[WHAT THE TASK ASKS]: Write only the number of lines holding the string "title".

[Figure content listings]
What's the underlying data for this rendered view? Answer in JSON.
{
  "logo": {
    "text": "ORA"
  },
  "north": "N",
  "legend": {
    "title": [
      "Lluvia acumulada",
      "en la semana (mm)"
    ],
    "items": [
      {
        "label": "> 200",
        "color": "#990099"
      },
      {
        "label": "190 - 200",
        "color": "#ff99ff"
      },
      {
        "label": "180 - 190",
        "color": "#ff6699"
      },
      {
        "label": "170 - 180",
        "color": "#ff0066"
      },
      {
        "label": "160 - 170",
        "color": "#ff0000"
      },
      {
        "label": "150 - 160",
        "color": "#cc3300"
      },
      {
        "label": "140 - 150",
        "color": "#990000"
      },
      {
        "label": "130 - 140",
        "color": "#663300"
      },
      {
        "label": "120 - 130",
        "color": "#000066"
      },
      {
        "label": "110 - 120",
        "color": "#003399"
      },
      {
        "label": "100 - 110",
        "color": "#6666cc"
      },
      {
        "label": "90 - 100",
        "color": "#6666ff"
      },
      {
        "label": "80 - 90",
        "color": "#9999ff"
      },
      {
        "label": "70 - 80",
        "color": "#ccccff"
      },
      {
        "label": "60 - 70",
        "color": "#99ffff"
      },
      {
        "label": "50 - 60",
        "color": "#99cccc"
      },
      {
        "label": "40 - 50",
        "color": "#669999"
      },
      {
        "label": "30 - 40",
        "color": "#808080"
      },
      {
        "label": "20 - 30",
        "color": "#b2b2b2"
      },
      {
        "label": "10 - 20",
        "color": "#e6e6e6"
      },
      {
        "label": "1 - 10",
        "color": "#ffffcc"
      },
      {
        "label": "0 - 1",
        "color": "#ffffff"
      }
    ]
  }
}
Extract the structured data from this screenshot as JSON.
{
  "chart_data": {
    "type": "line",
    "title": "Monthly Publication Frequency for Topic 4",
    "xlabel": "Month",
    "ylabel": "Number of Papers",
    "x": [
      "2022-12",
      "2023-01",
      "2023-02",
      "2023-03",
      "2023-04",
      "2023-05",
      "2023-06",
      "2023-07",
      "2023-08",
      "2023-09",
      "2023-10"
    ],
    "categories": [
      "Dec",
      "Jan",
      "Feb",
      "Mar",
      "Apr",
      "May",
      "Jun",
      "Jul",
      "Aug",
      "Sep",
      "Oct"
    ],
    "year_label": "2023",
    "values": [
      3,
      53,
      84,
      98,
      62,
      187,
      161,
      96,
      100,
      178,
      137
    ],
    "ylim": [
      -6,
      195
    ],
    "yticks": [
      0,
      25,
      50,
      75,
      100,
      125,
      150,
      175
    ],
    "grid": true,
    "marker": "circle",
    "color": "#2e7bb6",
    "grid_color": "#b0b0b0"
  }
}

[SOLUTION FOR THIS TASK]: 2